AIM OF THE EXERCISE
Give again only what runs from the line with "Convert this chart" to the final line of the entries below, exactly as written and without pictures.

(Figure record extracts)
^^^^^^^^
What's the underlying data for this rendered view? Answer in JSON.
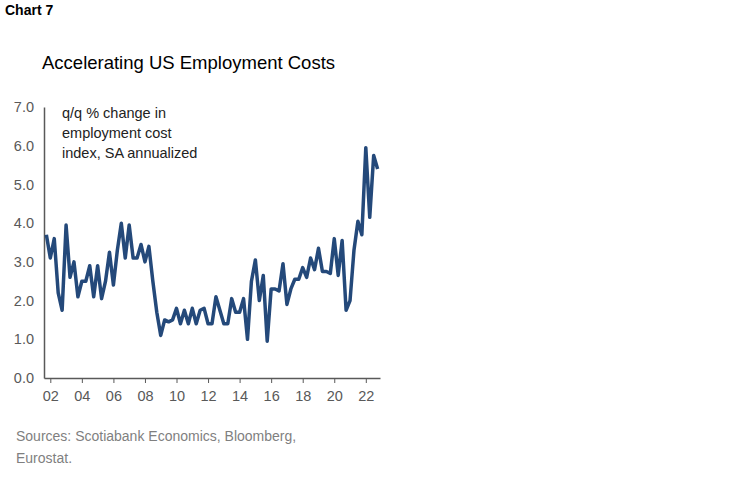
{
  "chart_data": {
    "type": "line",
    "chart_label": "Chart 7",
    "title": "Accelerating US Employment Costs",
    "annotations": [
      "q/q % change in",
      "employment cost",
      "index, SA annualized"
    ],
    "source": [
      "Sources: Scotiabank Economics, Bloomberg,",
      "Eurostat."
    ],
    "color": "#24497a",
    "x": [
      2001.75,
      2002.0,
      2002.25,
      2002.5,
      2002.75,
      2003.0,
      2003.25,
      2003.5,
      2003.75,
      2004.0,
      2004.25,
      2004.5,
      2004.75,
      2005.0,
      2005.25,
      2005.5,
      2005.75,
      2006.0,
      2006.25,
      2006.5,
      2006.75,
      2007.0,
      2007.25,
      2007.5,
      2007.75,
      2008.0,
      2008.25,
      2008.5,
      2008.75,
      2009.0,
      2009.25,
      2009.5,
      2009.75,
      2010.0,
      2010.25,
      2010.5,
      2010.75,
      2011.0,
      2011.25,
      2011.5,
      2011.75,
      2012.0,
      2012.25,
      2012.5,
      2012.75,
      2013.0,
      2013.25,
      2013.5,
      2013.75,
      2014.0,
      2014.25,
      2014.5,
      2014.75,
      2015.0,
      2015.25,
      2015.5,
      2015.75,
      2016.0,
      2016.25,
      2016.5,
      2016.75,
      2017.0,
      2017.25,
      2017.5,
      2017.75,
      2018.0,
      2018.25,
      2018.5,
      2018.75,
      2019.0,
      2019.25,
      2019.5,
      2019.75,
      2020.0,
      2020.25,
      2020.5,
      2020.75,
      2021.0,
      2021.25,
      2021.5,
      2021.75,
      2022.0,
      2022.25,
      2022.5,
      2022.75
    ],
    "values": [
      3.7,
      3.1,
      3.6,
      2.2,
      1.75,
      3.95,
      2.6,
      3.0,
      2.1,
      2.5,
      2.5,
      2.9,
      2.1,
      2.9,
      2.05,
      2.5,
      3.25,
      2.4,
      3.3,
      4.0,
      3.1,
      3.95,
      3.1,
      3.1,
      3.45,
      3.0,
      3.4,
      2.5,
      1.7,
      1.1,
      1.5,
      1.45,
      1.5,
      1.8,
      1.4,
      1.75,
      1.4,
      1.8,
      1.4,
      1.75,
      1.8,
      1.4,
      1.4,
      2.1,
      1.75,
      1.4,
      1.4,
      2.05,
      1.7,
      1.7,
      2.05,
      1.0,
      2.5,
      3.05,
      2.0,
      2.65,
      0.95,
      2.3,
      2.3,
      2.25,
      2.95,
      1.9,
      2.3,
      2.55,
      2.55,
      2.85,
      2.6,
      3.1,
      2.8,
      3.35,
      2.75,
      2.75,
      2.7,
      3.6,
      2.65,
      3.55,
      1.75,
      2.0,
      3.3,
      4.05,
      3.7,
      5.95,
      4.15,
      5.75,
      5.4
    ],
    "xlim": [
      2001.6,
      2022.9
    ],
    "xticks": [
      {
        "value": 2002,
        "label": "02"
      },
      {
        "value": 2004,
        "label": "04"
      },
      {
        "value": 2006,
        "label": "06"
      },
      {
        "value": 2008,
        "label": "08"
      },
      {
        "value": 2010,
        "label": "10"
      },
      {
        "value": 2012,
        "label": "12"
      },
      {
        "value": 2014,
        "label": "14"
      },
      {
        "value": 2016,
        "label": "16"
      },
      {
        "value": 2018,
        "label": "18"
      },
      {
        "value": 2020,
        "label": "20"
      },
      {
        "value": 2022,
        "label": "22"
      }
    ],
    "ylim": [
      0,
      7
    ],
    "yticks": [
      {
        "value": 0,
        "label": "0.0"
      },
      {
        "value": 1,
        "label": "1.0"
      },
      {
        "value": 2,
        "label": "2.0"
      },
      {
        "value": 3,
        "label": "3.0"
      },
      {
        "value": 4,
        "label": "4.0"
      },
      {
        "value": 5,
        "label": "5.0"
      },
      {
        "value": 6,
        "label": "6.0"
      },
      {
        "value": 7,
        "label": "7.0"
      }
    ],
    "grid": false
  }
}
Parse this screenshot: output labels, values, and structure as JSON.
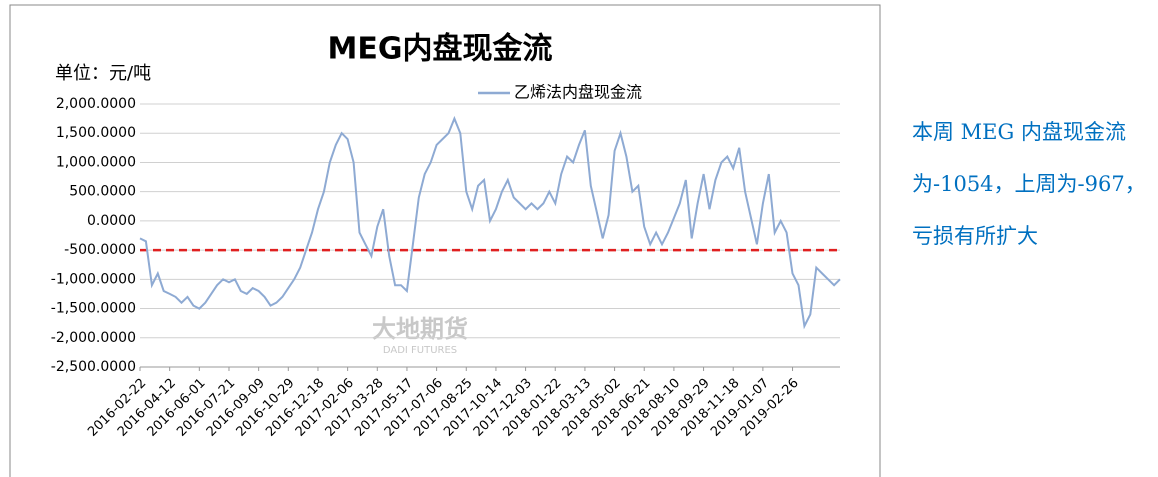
{
  "chart_data": {
    "type": "line",
    "title": "MEG内盘现金流",
    "unit_label": "单位：元/吨",
    "watermark": "大地期货",
    "watermark_sub": "DADI FUTURES",
    "note": "本周 MEG 内盘现金流为-1054，上周为-967，亏损有所扩大",
    "categories": [
      "2016-02-22",
      null,
      null,
      null,
      null,
      "2016-04-12",
      null,
      null,
      null,
      null,
      "2016-06-01",
      null,
      null,
      null,
      null,
      "2016-07-21",
      null,
      null,
      null,
      null,
      "2016-09-09",
      null,
      null,
      null,
      null,
      "2016-10-29",
      null,
      null,
      null,
      null,
      "2016-12-18",
      null,
      null,
      null,
      null,
      "2017-02-06",
      null,
      null,
      null,
      null,
      "2017-03-28",
      null,
      null,
      null,
      null,
      "2017-05-17",
      null,
      null,
      null,
      null,
      "2017-07-06",
      null,
      null,
      null,
      null,
      "2017-08-25",
      null,
      null,
      null,
      null,
      "2017-10-14",
      null,
      null,
      null,
      null,
      "2017-12-03",
      null,
      null,
      null,
      null,
      "2018-01-22",
      null,
      null,
      null,
      null,
      "2018-03-13",
      null,
      null,
      null,
      null,
      "2018-05-02",
      null,
      null,
      null,
      null,
      "2018-06-21",
      null,
      null,
      null,
      null,
      "2018-08-10",
      null,
      null,
      null,
      null,
      "2018-09-29",
      null,
      null,
      null,
      null,
      "2018-11-18",
      null,
      null,
      null,
      null,
      "2019-01-07",
      null,
      null,
      null,
      null,
      "2019-02-26",
      null,
      null,
      null,
      null,
      null,
      null,
      null,
      null
    ],
    "series": [
      {
        "name": "乙烯法内盘现金流",
        "color": "#8eaad3",
        "values": [
          -300,
          -350,
          -1100,
          -900,
          -1200,
          -1250,
          -1300,
          -1400,
          -1300,
          -1450,
          -1500,
          -1400,
          -1250,
          -1100,
          -1000,
          -1050,
          -1000,
          -1200,
          -1250,
          -1150,
          -1200,
          -1300,
          -1450,
          -1400,
          -1300,
          -1150,
          -1000,
          -800,
          -500,
          -200,
          200,
          500,
          1000,
          1300,
          1500,
          1400,
          1000,
          -200,
          -400,
          -600,
          -100,
          200,
          -600,
          -1100,
          -1100,
          -1200,
          -400,
          400,
          800,
          1000,
          1300,
          1400,
          1500,
          1750,
          1500,
          500,
          200,
          600,
          700,
          0,
          200,
          500,
          700,
          400,
          300,
          200,
          300,
          200,
          300,
          500,
          300,
          800,
          1100,
          1000,
          1300,
          1550,
          600,
          150,
          -300,
          100,
          1200,
          1500,
          1100,
          500,
          600,
          -100,
          -400,
          -200,
          -400,
          -200,
          50,
          300,
          700,
          -300,
          300,
          800,
          200,
          700,
          1000,
          1100,
          900,
          1250,
          500,
          50,
          -400,
          300,
          800,
          -200,
          0,
          -200,
          -900,
          -1100,
          -1800,
          -1600,
          -800,
          -900,
          -1000,
          -1100,
          -1000
        ]
      }
    ],
    "reference_line": {
      "value": -500,
      "color": "#e02020"
    },
    "ylim": [
      -2500,
      2000
    ],
    "yticks": [
      {
        "value": -2500,
        "label": "-2,500.0000"
      },
      {
        "value": -2000,
        "label": "-2,000.0000"
      },
      {
        "value": -1500,
        "label": "-1,500.0000"
      },
      {
        "value": -1000,
        "label": "-1,000.0000"
      },
      {
        "value": -500,
        "label": "-500.0000"
      },
      {
        "value": 0,
        "label": "0.0000"
      },
      {
        "value": 500,
        "label": "500.0000"
      },
      {
        "value": 1000,
        "label": "1,000.0000"
      },
      {
        "value": 1500,
        "label": "1,500.0000"
      },
      {
        "value": 2000,
        "label": "2,000.0000"
      }
    ],
    "grid": true
  }
}
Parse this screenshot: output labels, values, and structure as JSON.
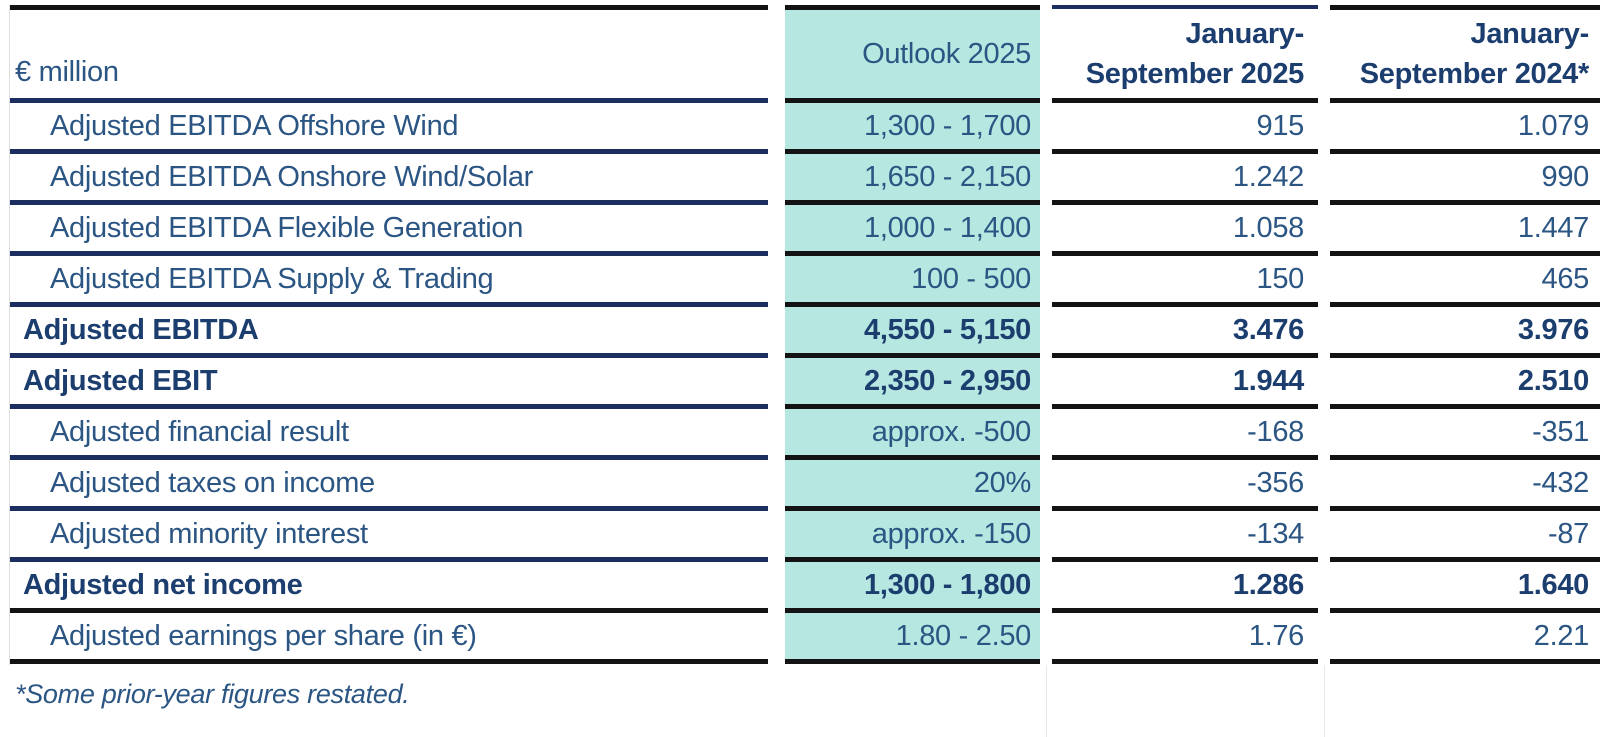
{
  "table": {
    "unit_label": "€ million",
    "header": {
      "outlook": "Outlook 2025",
      "period_2025_line1": "January-",
      "period_2025_line2": "September 2025",
      "period_2024_line1": "January-",
      "period_2024_line2": "September 2024*"
    },
    "rows": [
      {
        "label": "Adjusted EBITDA Offshore Wind",
        "outlook": "1,300 - 1,700",
        "sep2025": "915",
        "sep2024": "1.079"
      },
      {
        "label": "Adjusted EBITDA Onshore Wind/Solar",
        "outlook": "1,650 - 2,150",
        "sep2025": "1.242",
        "sep2024": "990"
      },
      {
        "label": "Adjusted EBITDA Flexible Generation",
        "outlook": "1,000 - 1,400",
        "sep2025": "1.058",
        "sep2024": "1.447"
      },
      {
        "label": "Adjusted EBITDA Supply & Trading",
        "outlook": "100 - 500",
        "sep2025": "150",
        "sep2024": "465"
      },
      {
        "label": "Adjusted EBITDA",
        "outlook": "4,550 - 5,150",
        "sep2025": "3.476",
        "sep2024": "3.976"
      },
      {
        "label": "Adjusted EBIT",
        "outlook": "2,350 - 2,950",
        "sep2025": "1.944",
        "sep2024": "2.510"
      },
      {
        "label": "Adjusted financial result",
        "outlook": "approx. -500",
        "sep2025": "-168",
        "sep2024": "-351"
      },
      {
        "label": "Adjusted taxes on income",
        "outlook": "20%",
        "sep2025": "-356",
        "sep2024": "-432"
      },
      {
        "label": "Adjusted minority interest",
        "outlook": "approx. -150",
        "sep2025": "-134",
        "sep2024": "-87"
      },
      {
        "label": "Adjusted net income",
        "outlook": "1,300 - 1,800",
        "sep2025": "1.286",
        "sep2024": "1.640"
      },
      {
        "label": "Adjusted earnings per share (in €)",
        "outlook": "1.80 - 2.50",
        "sep2025": "1.76",
        "sep2024": "2.21"
      }
    ],
    "footnote": "*Some prior-year figures restated."
  },
  "colors": {
    "highlight_column_bg": "#b6e8e1",
    "navy_border": "#1b2e5f",
    "black_border": "#131313",
    "text_regular": "#2b5583",
    "text_bold": "#1c3e6f"
  }
}
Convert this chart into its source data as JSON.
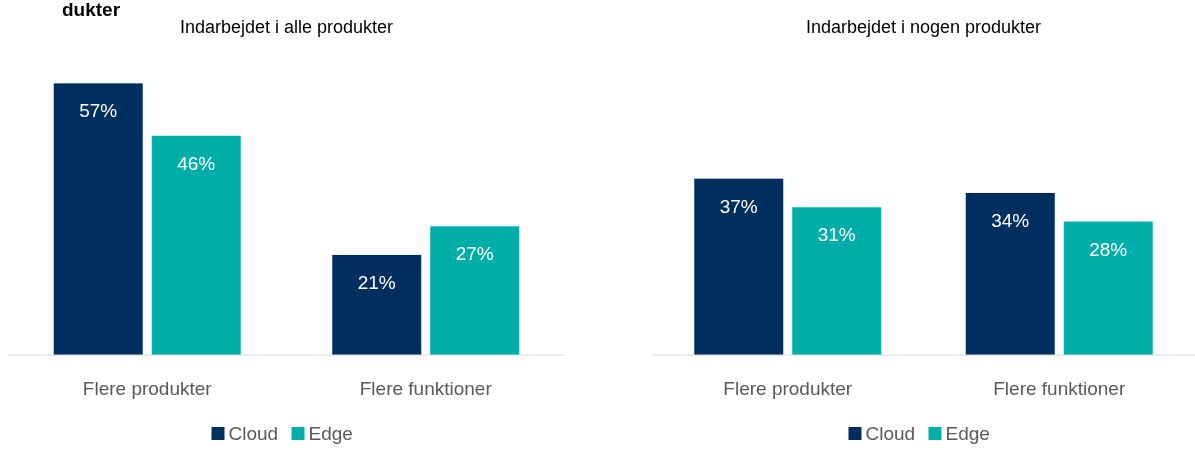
{
  "chart_data": [
    {
      "type": "bar",
      "title": "Indarbejdet i alle produkter",
      "annotations": [
        "dukter"
      ],
      "categories": [
        "Flere produkter",
        "Flere funktioner"
      ],
      "series": [
        {
          "name": "Cloud",
          "color": "#002f5f",
          "values": [
            57,
            21
          ],
          "value_labels": [
            "57%",
            "21%"
          ]
        },
        {
          "name": "Edge",
          "color": "#00ada8",
          "values": [
            46,
            27
          ],
          "value_labels": [
            "46%",
            "27%"
          ]
        }
      ],
      "legend": "bottom"
    },
    {
      "type": "bar",
      "title": "Indarbejdet i nogen produkter",
      "categories": [
        "Flere produkter",
        "Flere funktioner"
      ],
      "series": [
        {
          "name": "Cloud",
          "color": "#002f5f",
          "values": [
            37,
            34
          ],
          "value_labels": [
            "37%",
            "34%"
          ]
        },
        {
          "name": "Edge",
          "color": "#00ada8",
          "values": [
            31,
            28
          ],
          "value_labels": [
            "31%",
            "28%"
          ]
        }
      ],
      "legend": "bottom"
    }
  ]
}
^^^^^^^^
RESULT OF THIS TASK
Convert this chart into its source data as JSON.
{
  "chart_data": [
    {
      "type": "bar",
      "title": "Indarbejdet i alle produkter",
      "annotations": [
        "dukter"
      ],
      "categories": [
        "Flere produkter",
        "Flere funktioner"
      ],
      "series": [
        {
          "name": "Cloud",
          "color": "#002f5f",
          "values": [
            57,
            21
          ],
          "value_labels": [
            "57%",
            "21%"
          ]
        },
        {
          "name": "Edge",
          "color": "#00ada8",
          "values": [
            46,
            27
          ],
          "value_labels": [
            "46%",
            "27%"
          ]
        }
      ],
      "legend": "bottom"
    },
    {
      "type": "bar",
      "title": "Indarbejdet i nogen produkter",
      "categories": [
        "Flere produkter",
        "Flere funktioner"
      ],
      "series": [
        {
          "name": "Cloud",
          "color": "#002f5f",
          "values": [
            37,
            34
          ],
          "value_labels": [
            "37%",
            "34%"
          ]
        },
        {
          "name": "Edge",
          "color": "#00ada8",
          "values": [
            31,
            28
          ],
          "value_labels": [
            "31%",
            "28%"
          ]
        }
      ],
      "legend": "bottom"
    }
  ]
}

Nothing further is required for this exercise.